Your objective — Below are some records. Say how many of their lines contain the string "with", and give nothing but the number.

[Excerpts from a figure dataset]

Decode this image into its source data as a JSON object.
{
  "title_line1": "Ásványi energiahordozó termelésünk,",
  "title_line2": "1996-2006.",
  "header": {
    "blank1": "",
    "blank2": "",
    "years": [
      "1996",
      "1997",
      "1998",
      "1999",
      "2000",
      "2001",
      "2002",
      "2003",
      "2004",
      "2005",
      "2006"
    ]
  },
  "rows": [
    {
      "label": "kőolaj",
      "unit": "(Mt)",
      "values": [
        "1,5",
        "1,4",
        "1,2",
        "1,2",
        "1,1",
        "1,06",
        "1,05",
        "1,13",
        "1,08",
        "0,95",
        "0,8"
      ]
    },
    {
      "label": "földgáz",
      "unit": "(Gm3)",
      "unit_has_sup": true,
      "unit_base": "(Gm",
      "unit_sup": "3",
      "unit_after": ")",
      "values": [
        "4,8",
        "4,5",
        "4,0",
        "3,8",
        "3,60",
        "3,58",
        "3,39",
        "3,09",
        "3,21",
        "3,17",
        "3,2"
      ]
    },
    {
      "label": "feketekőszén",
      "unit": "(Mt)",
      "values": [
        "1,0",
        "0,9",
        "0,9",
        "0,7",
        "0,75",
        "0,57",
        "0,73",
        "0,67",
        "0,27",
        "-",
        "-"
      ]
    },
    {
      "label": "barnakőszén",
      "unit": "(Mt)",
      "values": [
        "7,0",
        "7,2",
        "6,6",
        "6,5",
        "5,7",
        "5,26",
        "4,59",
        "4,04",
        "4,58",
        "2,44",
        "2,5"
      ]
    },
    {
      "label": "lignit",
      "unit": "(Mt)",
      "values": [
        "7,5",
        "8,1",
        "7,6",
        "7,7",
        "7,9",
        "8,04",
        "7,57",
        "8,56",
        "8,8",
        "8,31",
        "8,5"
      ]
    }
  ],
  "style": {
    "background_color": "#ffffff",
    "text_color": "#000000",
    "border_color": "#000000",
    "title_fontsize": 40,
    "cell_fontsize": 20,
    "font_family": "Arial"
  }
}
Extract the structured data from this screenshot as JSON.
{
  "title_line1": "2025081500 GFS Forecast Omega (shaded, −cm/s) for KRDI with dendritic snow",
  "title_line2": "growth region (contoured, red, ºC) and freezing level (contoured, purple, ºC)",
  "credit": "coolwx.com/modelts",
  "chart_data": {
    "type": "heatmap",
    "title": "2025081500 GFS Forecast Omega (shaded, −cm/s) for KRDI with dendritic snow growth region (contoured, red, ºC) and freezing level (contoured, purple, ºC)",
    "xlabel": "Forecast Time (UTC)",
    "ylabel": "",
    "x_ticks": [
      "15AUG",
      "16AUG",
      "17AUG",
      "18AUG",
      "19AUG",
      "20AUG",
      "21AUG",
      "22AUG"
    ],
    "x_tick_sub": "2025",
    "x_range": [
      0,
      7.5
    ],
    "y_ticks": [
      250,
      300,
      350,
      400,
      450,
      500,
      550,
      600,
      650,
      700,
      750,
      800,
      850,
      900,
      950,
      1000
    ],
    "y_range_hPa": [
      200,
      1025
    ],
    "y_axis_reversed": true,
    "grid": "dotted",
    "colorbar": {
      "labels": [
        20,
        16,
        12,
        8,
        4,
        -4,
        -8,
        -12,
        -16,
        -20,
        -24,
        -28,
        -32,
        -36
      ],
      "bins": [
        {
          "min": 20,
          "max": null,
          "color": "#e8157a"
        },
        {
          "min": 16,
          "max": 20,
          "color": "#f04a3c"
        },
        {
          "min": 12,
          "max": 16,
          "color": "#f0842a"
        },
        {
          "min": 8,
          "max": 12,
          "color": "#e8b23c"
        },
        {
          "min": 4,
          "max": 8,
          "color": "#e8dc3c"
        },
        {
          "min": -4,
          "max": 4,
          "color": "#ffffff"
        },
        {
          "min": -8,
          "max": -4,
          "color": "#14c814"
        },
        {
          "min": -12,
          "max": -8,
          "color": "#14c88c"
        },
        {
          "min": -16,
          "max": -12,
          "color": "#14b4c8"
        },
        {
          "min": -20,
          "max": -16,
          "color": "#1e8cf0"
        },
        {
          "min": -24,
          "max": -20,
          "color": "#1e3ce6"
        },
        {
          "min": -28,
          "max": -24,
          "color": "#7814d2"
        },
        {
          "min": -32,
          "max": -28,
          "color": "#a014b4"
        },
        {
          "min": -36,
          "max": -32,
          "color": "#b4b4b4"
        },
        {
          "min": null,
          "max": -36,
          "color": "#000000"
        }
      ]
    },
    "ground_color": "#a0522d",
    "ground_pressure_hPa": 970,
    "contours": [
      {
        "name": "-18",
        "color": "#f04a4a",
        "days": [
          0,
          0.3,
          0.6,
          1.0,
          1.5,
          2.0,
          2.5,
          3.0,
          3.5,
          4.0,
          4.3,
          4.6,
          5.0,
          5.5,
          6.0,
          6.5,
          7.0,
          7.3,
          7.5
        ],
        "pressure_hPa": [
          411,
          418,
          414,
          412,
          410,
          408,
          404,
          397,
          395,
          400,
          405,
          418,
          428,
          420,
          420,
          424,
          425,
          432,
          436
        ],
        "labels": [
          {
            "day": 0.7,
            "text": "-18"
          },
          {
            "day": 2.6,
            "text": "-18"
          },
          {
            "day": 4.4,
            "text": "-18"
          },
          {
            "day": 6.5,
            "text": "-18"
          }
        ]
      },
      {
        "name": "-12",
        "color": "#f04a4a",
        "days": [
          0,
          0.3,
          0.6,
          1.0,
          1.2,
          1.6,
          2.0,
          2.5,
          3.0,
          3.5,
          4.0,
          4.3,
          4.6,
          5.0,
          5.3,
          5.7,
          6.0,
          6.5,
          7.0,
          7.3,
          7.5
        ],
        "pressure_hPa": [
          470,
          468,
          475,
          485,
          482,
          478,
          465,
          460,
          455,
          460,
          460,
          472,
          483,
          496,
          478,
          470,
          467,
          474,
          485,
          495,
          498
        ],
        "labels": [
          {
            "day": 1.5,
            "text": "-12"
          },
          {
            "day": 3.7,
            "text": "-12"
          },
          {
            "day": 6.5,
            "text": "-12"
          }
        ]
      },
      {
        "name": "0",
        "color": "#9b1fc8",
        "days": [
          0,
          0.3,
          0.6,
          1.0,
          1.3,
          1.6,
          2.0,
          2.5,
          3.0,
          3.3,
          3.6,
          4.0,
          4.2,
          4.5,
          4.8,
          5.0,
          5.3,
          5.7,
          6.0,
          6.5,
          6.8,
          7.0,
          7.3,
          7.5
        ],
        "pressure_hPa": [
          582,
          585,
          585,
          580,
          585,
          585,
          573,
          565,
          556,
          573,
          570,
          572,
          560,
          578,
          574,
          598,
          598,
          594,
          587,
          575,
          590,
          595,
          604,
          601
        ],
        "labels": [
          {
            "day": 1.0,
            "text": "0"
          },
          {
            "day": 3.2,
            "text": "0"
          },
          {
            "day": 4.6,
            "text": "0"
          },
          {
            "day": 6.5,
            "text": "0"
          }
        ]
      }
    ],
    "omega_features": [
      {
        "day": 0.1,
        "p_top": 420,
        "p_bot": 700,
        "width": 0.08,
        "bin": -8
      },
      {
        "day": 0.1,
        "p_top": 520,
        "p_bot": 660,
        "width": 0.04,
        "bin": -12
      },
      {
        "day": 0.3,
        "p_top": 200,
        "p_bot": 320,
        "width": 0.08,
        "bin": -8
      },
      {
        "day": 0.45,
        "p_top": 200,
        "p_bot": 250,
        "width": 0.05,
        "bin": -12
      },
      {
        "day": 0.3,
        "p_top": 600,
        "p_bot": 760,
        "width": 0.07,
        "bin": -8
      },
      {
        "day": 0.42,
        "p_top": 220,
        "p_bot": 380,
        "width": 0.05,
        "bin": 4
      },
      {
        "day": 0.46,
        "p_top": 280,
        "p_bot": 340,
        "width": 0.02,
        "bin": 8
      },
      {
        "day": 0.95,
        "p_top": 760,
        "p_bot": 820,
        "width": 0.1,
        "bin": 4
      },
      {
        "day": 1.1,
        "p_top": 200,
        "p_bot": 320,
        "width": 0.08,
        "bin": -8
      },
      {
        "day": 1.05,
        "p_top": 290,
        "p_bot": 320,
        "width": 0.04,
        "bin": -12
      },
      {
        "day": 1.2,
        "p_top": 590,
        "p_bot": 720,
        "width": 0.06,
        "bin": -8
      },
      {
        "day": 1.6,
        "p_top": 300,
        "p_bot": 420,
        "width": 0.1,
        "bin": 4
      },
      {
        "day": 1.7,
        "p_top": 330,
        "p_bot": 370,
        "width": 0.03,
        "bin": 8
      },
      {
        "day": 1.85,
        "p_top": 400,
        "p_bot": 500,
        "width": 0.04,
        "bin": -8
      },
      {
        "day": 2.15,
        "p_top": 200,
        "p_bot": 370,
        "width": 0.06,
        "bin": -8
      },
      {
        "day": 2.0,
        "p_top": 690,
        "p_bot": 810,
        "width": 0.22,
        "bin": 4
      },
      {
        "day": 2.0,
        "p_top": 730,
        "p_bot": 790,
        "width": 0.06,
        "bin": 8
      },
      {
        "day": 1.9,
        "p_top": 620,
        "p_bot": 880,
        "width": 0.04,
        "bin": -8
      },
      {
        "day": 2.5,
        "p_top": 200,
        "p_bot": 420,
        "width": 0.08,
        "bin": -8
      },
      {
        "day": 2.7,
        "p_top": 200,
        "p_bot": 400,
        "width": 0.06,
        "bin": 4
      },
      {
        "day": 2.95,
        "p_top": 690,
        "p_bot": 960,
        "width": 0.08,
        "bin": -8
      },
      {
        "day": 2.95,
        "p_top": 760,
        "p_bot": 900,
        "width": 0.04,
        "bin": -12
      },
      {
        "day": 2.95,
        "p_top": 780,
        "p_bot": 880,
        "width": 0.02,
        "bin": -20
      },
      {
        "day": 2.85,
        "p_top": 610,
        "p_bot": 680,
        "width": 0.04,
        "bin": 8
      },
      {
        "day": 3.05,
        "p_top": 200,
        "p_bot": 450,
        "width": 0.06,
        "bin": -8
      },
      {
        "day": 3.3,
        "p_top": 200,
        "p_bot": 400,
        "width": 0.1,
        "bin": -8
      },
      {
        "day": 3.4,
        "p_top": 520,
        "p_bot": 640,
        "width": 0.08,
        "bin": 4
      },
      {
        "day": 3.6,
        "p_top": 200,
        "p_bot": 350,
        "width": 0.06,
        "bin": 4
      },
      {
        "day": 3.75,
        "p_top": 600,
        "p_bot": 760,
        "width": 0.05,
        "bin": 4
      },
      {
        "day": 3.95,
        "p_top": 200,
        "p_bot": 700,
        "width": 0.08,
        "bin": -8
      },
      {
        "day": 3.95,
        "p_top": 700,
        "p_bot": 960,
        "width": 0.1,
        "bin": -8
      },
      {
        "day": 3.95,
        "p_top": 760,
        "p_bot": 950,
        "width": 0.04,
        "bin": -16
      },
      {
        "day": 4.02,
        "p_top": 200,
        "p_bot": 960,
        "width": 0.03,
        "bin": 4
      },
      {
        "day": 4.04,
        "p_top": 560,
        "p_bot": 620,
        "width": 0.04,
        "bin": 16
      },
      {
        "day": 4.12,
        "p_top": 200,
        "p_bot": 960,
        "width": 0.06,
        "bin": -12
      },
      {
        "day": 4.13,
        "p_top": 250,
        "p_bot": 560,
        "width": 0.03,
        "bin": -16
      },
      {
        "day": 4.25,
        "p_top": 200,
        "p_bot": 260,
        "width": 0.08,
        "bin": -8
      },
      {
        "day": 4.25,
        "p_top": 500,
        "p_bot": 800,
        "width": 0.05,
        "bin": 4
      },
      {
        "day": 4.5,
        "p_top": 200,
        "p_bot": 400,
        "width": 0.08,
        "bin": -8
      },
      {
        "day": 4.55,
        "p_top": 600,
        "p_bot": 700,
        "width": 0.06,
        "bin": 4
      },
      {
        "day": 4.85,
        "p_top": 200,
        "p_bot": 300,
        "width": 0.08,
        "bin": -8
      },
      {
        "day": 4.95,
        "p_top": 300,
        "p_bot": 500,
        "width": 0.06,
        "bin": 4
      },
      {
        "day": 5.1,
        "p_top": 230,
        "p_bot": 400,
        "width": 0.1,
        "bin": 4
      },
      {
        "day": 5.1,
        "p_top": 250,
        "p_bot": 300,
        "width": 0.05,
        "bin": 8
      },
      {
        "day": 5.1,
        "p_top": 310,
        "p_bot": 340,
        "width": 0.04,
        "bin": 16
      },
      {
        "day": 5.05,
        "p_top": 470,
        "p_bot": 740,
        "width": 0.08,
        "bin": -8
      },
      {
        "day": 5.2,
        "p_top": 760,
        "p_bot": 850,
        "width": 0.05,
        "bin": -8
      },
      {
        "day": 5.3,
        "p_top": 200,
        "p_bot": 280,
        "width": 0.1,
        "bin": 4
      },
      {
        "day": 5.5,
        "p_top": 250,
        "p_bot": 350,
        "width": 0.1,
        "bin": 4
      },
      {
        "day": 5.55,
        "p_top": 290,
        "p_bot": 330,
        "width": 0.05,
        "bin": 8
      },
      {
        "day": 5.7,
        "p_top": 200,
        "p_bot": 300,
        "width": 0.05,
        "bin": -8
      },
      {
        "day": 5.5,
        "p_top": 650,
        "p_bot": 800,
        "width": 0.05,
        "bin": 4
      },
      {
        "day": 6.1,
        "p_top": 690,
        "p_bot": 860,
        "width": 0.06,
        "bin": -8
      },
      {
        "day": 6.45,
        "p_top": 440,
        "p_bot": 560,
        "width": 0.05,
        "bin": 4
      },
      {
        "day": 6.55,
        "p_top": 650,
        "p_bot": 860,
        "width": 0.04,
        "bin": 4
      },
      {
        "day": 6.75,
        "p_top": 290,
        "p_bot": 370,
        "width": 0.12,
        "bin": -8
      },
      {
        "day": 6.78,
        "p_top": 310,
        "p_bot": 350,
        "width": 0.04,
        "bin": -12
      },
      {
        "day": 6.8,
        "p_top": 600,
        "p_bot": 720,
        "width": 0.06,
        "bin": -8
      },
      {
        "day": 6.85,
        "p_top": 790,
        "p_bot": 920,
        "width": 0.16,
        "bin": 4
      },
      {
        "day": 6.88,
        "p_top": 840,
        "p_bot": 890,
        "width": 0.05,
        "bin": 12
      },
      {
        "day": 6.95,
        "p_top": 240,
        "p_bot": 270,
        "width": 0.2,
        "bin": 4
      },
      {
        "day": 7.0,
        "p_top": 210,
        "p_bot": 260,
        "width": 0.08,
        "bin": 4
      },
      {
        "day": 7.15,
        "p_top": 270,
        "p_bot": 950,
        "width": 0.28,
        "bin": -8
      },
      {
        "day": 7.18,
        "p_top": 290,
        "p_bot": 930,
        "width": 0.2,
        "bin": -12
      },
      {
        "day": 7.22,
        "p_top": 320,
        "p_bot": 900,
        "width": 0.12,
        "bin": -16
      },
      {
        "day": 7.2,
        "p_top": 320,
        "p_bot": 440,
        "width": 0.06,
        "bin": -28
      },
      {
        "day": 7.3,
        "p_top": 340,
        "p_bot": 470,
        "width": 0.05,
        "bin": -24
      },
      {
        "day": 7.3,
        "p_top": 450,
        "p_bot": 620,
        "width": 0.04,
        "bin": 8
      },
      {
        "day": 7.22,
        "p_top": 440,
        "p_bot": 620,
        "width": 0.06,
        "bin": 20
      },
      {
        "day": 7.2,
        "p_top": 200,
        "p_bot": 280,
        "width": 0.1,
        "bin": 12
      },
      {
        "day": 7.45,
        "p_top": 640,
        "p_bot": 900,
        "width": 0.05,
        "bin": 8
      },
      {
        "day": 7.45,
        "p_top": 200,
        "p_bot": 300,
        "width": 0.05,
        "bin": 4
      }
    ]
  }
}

Reply to the exercise — 2